Output the data below in full, character for character.

Extracted data:
* * * * * * * * *
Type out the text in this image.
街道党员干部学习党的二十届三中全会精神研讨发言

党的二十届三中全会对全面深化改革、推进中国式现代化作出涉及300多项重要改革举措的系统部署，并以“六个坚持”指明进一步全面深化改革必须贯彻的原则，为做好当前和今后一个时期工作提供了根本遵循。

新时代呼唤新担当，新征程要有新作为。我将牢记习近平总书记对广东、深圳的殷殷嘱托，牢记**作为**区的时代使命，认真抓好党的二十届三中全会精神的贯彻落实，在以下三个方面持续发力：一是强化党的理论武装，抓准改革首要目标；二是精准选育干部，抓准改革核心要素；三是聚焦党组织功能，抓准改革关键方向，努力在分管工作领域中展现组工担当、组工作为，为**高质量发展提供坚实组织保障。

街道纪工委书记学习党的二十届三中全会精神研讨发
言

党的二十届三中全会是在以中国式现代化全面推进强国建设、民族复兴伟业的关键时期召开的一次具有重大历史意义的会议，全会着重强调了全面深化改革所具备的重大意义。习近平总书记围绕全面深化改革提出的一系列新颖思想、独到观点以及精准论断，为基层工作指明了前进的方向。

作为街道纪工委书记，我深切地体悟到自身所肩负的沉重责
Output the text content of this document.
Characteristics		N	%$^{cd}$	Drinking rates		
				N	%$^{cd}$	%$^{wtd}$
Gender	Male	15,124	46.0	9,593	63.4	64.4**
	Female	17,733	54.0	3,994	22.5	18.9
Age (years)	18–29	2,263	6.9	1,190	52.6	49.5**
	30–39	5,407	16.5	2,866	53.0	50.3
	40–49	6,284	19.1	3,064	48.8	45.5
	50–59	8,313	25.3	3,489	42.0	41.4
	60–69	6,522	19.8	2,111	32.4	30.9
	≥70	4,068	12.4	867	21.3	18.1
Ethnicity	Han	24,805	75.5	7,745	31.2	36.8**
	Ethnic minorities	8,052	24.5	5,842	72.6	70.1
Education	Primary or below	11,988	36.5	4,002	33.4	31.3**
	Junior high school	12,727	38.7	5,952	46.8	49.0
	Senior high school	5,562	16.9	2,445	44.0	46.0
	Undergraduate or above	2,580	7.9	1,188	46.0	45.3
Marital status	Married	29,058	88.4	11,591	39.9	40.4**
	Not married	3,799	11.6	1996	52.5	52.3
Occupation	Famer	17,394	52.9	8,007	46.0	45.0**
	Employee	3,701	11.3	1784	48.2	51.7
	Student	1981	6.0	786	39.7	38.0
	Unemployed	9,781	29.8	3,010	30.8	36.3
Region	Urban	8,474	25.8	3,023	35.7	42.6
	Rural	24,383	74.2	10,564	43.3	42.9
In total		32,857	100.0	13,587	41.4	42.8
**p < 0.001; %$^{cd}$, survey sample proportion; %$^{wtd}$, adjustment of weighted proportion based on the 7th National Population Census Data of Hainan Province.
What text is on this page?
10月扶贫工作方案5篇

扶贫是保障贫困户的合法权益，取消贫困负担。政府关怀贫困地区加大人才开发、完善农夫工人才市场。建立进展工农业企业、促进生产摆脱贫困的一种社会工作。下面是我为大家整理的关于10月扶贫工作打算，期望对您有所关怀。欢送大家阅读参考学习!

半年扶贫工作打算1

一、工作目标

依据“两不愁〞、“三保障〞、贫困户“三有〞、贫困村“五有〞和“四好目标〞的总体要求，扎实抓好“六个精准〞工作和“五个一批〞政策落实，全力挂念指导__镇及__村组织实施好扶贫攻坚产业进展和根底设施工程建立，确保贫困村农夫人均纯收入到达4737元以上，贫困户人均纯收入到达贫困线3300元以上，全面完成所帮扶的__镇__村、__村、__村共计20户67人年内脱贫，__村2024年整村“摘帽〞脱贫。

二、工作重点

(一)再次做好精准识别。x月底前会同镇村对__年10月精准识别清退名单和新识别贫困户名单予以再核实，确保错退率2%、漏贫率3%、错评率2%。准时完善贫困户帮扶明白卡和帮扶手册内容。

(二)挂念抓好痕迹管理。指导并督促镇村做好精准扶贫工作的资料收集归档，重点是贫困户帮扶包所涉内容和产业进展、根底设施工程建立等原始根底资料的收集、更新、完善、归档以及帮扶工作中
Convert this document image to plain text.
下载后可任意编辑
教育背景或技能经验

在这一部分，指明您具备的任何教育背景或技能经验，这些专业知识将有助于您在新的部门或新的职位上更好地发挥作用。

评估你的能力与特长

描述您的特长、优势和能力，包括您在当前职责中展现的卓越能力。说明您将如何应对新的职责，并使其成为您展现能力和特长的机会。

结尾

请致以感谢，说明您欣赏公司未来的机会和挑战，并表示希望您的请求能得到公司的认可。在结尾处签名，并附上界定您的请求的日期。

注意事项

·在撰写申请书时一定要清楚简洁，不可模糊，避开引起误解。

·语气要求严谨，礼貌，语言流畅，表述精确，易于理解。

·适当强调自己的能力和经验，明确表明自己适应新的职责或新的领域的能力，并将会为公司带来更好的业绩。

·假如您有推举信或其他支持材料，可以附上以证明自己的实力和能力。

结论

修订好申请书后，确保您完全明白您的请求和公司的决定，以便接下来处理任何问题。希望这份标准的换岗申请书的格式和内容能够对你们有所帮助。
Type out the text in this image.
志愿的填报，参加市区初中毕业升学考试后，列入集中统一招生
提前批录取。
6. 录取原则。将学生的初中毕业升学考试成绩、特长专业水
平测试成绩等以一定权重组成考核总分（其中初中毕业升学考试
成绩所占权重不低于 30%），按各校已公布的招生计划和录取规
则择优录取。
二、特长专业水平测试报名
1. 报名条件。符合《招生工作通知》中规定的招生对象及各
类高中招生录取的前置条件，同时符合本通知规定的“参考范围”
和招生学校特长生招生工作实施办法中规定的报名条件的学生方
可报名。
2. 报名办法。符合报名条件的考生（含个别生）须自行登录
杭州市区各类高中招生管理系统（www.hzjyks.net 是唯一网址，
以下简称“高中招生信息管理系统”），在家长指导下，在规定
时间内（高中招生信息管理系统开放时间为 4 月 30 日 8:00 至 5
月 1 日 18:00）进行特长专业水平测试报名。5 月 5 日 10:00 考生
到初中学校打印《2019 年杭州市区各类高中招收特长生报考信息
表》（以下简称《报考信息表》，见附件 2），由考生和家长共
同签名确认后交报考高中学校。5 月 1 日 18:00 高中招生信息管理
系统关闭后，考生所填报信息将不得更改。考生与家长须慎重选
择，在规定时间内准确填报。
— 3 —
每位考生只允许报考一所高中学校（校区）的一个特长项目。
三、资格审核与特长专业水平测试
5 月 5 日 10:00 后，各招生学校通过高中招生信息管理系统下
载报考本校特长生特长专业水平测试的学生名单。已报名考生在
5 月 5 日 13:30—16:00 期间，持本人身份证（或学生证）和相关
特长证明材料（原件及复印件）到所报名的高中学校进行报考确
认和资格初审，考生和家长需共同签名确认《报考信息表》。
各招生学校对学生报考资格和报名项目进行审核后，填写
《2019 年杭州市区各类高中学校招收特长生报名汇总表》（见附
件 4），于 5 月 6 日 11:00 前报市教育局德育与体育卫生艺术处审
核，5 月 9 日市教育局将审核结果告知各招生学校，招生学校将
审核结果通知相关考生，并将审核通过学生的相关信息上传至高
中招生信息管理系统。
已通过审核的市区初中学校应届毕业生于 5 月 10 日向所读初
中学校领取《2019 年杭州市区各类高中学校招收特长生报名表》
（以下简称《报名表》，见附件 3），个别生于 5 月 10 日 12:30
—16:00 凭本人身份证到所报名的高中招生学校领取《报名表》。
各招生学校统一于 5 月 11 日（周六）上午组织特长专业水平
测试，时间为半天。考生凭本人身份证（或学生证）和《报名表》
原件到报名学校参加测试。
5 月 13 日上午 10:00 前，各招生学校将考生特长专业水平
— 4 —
* * * * * * * * *
In response:
Type out the text in this image.
街道党员干部学习党的二十届三中全会精神研讨发言

党的二十届三中全会对全面深化改革、推进中国式现代化作出涉及300多项重要改革举措的系统部署，并以“六个坚持”指明进一步全面深化改革必须贯彻的原则，为做好当前和今后一个时期工作提供了根本遵循。

新时代呼唤新担当，新征程要有新作为。我将牢记习近平总书记对广东、深圳的殷殷嘱托，牢记**作为**区的时代使命，认真抓好党的二十届三中全会精神的贯彻落实，在以下三个方面持续发力：一是强化党的理论武装，抓准改革首要目标；二是精准选育干部，抓准改革核心要素；三是聚焦党组织功能，抓准改革关键方向，努力在分管工作领域中展现组工担当、组工作为，为**高质量发展提供坚实组织保障。

街道纪工委书记学习党的二十届三中全会精神研讨发
言

党的二十届三中全会是在以中国式现代化全面推进强国建设、民族复兴伟业的关键时期召开的一次具有重大历史意义的会议，全会着重强调了全面深化改革所具备的重大意义。习近平总书记围绕全面深化改革提出的一系列新颖思想、独到观点以及精准论断，为基层工作指明了前进的方向。

作为街道纪工委书记，我深切地体悟到自身所肩负的沉重责
Output the text content of this document.
Characteristics		N	%$^{cd}$	Drinking rates		
				N	%$^{cd}$	%$^{wtd}$
Gender	Male	15,124	46.0	9,593	63.4	64.4**
	Female	17,733	54.0	3,994	22.5	18.9
Age (years)	18–29	2,263	6.9	1,190	52.6	49.5**
	30–39	5,407	16.5	2,866	53.0	50.3
	40–49	6,284	19.1	3,064	48.8	45.5
	50–59	8,313	25.3	3,489	42.0	41.4
	60–69	6,522	19.8	2,111	32.4	30.9
	≥70	4,068	12.4	867	21.3	18.1
Ethnicity	Han	24,805	75.5	7,745	31.2	36.8**
	Ethnic minorities	8,052	24.5	5,842	72.6	70.1
Education	Primary or below	11,988	36.5	4,002	33.4	31.3**
	Junior high school	12,727	38.7	5,952	46.8	49.0
	Senior high school	5,562	16.9	2,445	44.0	46.0
	Undergraduate or above	2,580	7.9	1,188	46.0	45.3
Marital status	Married	29,058	88.4	11,591	39.9	40.4**
	Not married	3,799	11.6	1996	52.5	52.3
Occupation	Famer	17,394	52.9	8,007	46.0	45.0**
	Employee	3,701	11.3	1784	48.2	51.7
	Student	1981	6.0	786	39.7	38.0
	Unemployed	9,781	29.8	3,010	30.8	36.3
Region	Urban	8,474	25.8	3,023	35.7	42.6
	Rural	24,383	74.2	10,564	43.3	42.9
In total		32,857	100.0	13,587	41.4	42.8
**p < 0.001; %$^{cd}$, survey sample proportion; %$^{wtd}$, adjustment of weighted proportion based on the 7th National Population Census Data of Hainan Province.
What text is on this page?
10月扶贫工作方案5篇

扶贫是保障贫困户的合法权益，取消贫困负担。政府关怀贫困地区加大人才开发、完善农夫工人才市场。建立进展工农业企业、促进生产摆脱贫困的一种社会工作。下面是我为大家整理的关于10月扶贫工作打算，期望对您有所关怀。欢送大家阅读参考学习!

半年扶贫工作打算1

一、工作目标

依据“两不愁〞、“三保障〞、贫困户“三有〞、贫困村“五有〞和“四好目标〞的总体要求，扎实抓好“六个精准〞工作和“五个一批〞政策落实，全力挂念指导__镇及__村组织实施好扶贫攻坚产业进展和根底设施工程建立，确保贫困村农夫人均纯收入到达4737元以上，贫困户人均纯收入到达贫困线3300元以上，全面完成所帮扶的__镇__村、__村、__村共计20户67人年内脱贫，__村2024年整村“摘帽〞脱贫。

二、工作重点

(一)再次做好精准识别。x月底前会同镇村对__年10月精准识别清退名单和新识别贫困户名单予以再核实，确保错退率2%、漏贫率3%、错评率2%。准时完善贫困户帮扶明白卡和帮扶手册内容。

(二)挂念抓好痕迹管理。指导并督促镇村做好精准扶贫工作的资料收集归档，重点是贫困户帮扶包所涉内容和产业进展、根底设施工程建立等原始根底资料的收集、更新、完善、归档以及帮扶工作中
Convert this document image to plain text.
下载后可任意编辑
教育背景或技能经验

在这一部分，指明您具备的任何教育背景或技能经验，这些专业知识将有助于您在新的部门或新的职位上更好地发挥作用。

评估你的能力与特长

描述您的特长、优势和能力，包括您在当前职责中展现的卓越能力。说明您将如何应对新的职责，并使其成为您展现能力和特长的机会。

结尾

请致以感谢，说明您欣赏公司未来的机会和挑战，并表示希望您的请求能得到公司的认可。在结尾处签名，并附上界定您的请求的日期。

注意事项

·在撰写申请书时一定要清楚简洁，不可模糊，避开引起误解。

·语气要求严谨，礼貌，语言流畅，表述精确，易于理解。

·适当强调自己的能力和经验，明确表明自己适应新的职责或新的领域的能力，并将会为公司带来更好的业绩。

·假如您有推举信或其他支持材料，可以附上以证明自己的实力和能力。

结论

修订好申请书后，确保您完全明白您的请求和公司的决定，以便接下来处理任何问题。希望这份标准的换岗申请书的格式和内容能够对你们有所帮助。
Type out the text in this image.
志愿的填报，参加市区初中毕业升学考试后，列入集中统一招生
提前批录取。
6. 录取原则。将学生的初中毕业升学考试成绩、特长专业水
平测试成绩等以一定权重组成考核总分（其中初中毕业升学考试
成绩所占权重不低于 30%），按各校已公布的招生计划和录取规
则择优录取。
二、特长专业水平测试报名
1. 报名条件。符合《招生工作通知》中规定的招生对象及各
类高中招生录取的前置条件，同时符合本通知规定的“参考范围”
和招生学校特长生招生工作实施办法中规定的报名条件的学生方
可报名。
2. 报名办法。符合报名条件的考生（含个别生）须自行登录
杭州市区各类高中招生管理系统（www.hzjyks.net 是唯一网址，
以下简称“高中招生信息管理系统”），在家长指导下，在规定
时间内（高中招生信息管理系统开放时间为 4 月 30 日 8:00 至 5
月 1 日 18:00）进行特长专业水平测试报名。5 月 5 日 10:00 考生
到初中学校打印《2019 年杭州市区各类高中招收特长生报考信息
表》（以下简称《报考信息表》，见附件 2），由考生和家长共
同签名确认后交报考高中学校。5 月 1 日 18:00 高中招生信息管理
系统关闭后，考生所填报信息将不得更改。考生与家长须慎重选
择，在规定时间内准确填报。
— 3 —
每位考生只允许报考一所高中学校（校区）的一个特长项目。
三、资格审核与特长专业水平测试
5 月 5 日 10:00 后，各招生学校通过高中招生信息管理系统下
载报考本校特长生特长专业水平测试的学生名单。已报名考生在
5 月 5 日 13:30—16:00 期间，持本人身份证（或学生证）和相关
特长证明材料（原件及复印件）到所报名的高中学校进行报考确
认和资格初审，考生和家长需共同签名确认《报考信息表》。
各招生学校对学生报考资格和报名项目进行审核后，填写
《2019 年杭州市区各类高中学校招收特长生报名汇总表》（见附
件 4），于 5 月 6 日 11:00 前报市教育局德育与体育卫生艺术处审
核，5 月 9 日市教育局将审核结果告知各招生学校，招生学校将
审核结果通知相关考生，并将审核通过学生的相关信息上传至高
中招生信息管理系统。
已通过审核的市区初中学校应届毕业生于 5 月 10 日向所读初
中学校领取《2019 年杭州市区各类高中学校招收特长生报名表》
（以下简称《报名表》，见附件 3），个别生于 5 月 10 日 12:30
—16:00 凭本人身份证到所报名的高中招生学校领取《报名表》。
各招生学校统一于 5 月 11 日（周六）上午组织特长专业水平
测试，时间为半天。考生凭本人身份证（或学生证）和《报名表》
原件到报名学校参加测试。
5 月 13 日上午 10:00 前，各招生学校将考生特长专业水平
— 4 —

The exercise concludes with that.